### SUPPLIED MATERIAL:
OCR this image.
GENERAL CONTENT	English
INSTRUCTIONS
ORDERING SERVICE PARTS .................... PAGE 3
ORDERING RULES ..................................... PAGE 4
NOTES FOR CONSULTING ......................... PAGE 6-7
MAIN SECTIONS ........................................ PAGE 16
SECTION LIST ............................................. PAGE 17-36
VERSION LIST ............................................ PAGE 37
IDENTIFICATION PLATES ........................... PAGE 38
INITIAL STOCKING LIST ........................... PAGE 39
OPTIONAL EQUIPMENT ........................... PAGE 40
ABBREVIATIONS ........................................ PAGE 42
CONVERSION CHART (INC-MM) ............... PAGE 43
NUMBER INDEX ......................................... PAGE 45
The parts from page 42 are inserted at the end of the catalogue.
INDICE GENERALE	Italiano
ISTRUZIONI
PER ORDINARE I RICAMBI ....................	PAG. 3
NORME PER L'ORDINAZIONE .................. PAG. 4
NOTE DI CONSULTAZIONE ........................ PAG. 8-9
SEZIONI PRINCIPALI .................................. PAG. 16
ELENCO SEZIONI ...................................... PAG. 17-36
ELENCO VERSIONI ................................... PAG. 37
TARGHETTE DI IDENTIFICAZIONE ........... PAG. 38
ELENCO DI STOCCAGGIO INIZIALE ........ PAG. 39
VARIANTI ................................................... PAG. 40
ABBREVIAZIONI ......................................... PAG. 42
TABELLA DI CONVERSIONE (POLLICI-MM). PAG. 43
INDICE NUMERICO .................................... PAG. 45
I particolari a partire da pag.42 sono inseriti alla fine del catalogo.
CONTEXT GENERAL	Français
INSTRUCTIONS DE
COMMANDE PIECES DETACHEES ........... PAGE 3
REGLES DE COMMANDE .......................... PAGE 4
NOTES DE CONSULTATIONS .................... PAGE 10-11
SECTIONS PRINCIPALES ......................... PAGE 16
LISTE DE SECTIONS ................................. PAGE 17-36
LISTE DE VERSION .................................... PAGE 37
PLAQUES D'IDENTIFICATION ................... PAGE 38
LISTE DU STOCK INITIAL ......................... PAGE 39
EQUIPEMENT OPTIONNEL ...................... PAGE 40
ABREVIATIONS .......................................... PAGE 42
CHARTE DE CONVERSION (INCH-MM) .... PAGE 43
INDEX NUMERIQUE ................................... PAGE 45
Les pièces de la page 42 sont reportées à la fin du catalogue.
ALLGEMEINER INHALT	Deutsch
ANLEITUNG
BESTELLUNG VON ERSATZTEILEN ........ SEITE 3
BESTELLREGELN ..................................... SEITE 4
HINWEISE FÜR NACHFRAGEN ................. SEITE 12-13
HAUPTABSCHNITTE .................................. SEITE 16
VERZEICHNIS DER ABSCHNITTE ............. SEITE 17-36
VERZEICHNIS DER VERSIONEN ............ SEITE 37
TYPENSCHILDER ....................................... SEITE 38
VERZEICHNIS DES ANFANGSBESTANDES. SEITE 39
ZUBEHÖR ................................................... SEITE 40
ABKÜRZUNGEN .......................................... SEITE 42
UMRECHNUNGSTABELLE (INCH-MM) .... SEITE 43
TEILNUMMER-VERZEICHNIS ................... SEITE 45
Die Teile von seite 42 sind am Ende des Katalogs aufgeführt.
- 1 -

### GIVEN TASK:
Output the full listing exactly as it stands.

### OUTPUT:
OCR this image.
GENERAL CONTENT	English
INSTRUCTIONS
ORDERING SERVICE PARTS .................... PAGE 3
ORDERING RULES ..................................... PAGE 4
NOTES FOR CONSULTING ......................... PAGE 6-7
MAIN SECTIONS ........................................ PAGE 16
SECTION LIST ............................................. PAGE 17-36
VERSION LIST ............................................ PAGE 37
IDENTIFICATION PLATES ........................... PAGE 38
INITIAL STOCKING LIST ........................... PAGE 39
OPTIONAL EQUIPMENT ........................... PAGE 40
ABBREVIATIONS ........................................ PAGE 42
CONVERSION CHART (INC-MM) ............... PAGE 43
NUMBER INDEX ......................................... PAGE 45
The parts from page 42 are inserted at the end of the catalogue.
INDICE GENERALE	Italiano
ISTRUZIONI
PER ORDINARE I RICAMBI ....................	PAG. 3
NORME PER L'ORDINAZIONE .................. PAG. 4
NOTE DI CONSULTAZIONE ........................ PAG. 8-9
SEZIONI PRINCIPALI .................................. PAG. 16
ELENCO SEZIONI ...................................... PAG. 17-36
ELENCO VERSIONI ................................... PAG. 37
TARGHETTE DI IDENTIFICAZIONE ........... PAG. 38
ELENCO DI STOCCAGGIO INIZIALE ........ PAG. 39
VARIANTI ................................................... PAG. 40
ABBREVIAZIONI ......................................... PAG. 42
TABELLA DI CONVERSIONE (POLLICI-MM). PAG. 43
INDICE NUMERICO .................................... PAG. 45
I particolari a partire da pag.42 sono inseriti alla fine del catalogo.
CONTEXT GENERAL	Français
INSTRUCTIONS DE
COMMANDE PIECES DETACHEES ........... PAGE 3
REGLES DE COMMANDE .......................... PAGE 4
NOTES DE CONSULTATIONS .................... PAGE 10-11
SECTIONS PRINCIPALES ......................... PAGE 16
LISTE DE SECTIONS ................................. PAGE 17-36
LISTE DE VERSION .................................... PAGE 37
PLAQUES D'IDENTIFICATION ................... PAGE 38
LISTE DU STOCK INITIAL ......................... PAGE 39
EQUIPEMENT OPTIONNEL ...................... PAGE 40
ABREVIATIONS .......................................... PAGE 42
CHARTE DE CONVERSION (INCH-MM) .... PAGE 43
INDEX NUMERIQUE ................................... PAGE 45
Les pièces de la page 42 sont reportées à la fin du catalogue.
ALLGEMEINER INHALT	Deutsch
ANLEITUNG
BESTELLUNG VON ERSATZTEILEN ........ SEITE 3
BESTELLREGELN ..................................... SEITE 4
HINWEISE FÜR NACHFRAGEN ................. SEITE 12-13
HAUPTABSCHNITTE .................................. SEITE 16
VERZEICHNIS DER ABSCHNITTE ............. SEITE 17-36
VERZEICHNIS DER VERSIONEN ............ SEITE 37
TYPENSCHILDER ....................................... SEITE 38
VERZEICHNIS DES ANFANGSBESTANDES. SEITE 39
ZUBEHÖR ................................................... SEITE 40
ABKÜRZUNGEN .......................................... SEITE 42
UMRECHNUNGSTABELLE (INCH-MM) .... SEITE 43
TEILNUMMER-VERZEICHNIS ................... SEITE 45
Die Teile von seite 42 sind am Ende des Katalogs aufgeführt.
- 1 -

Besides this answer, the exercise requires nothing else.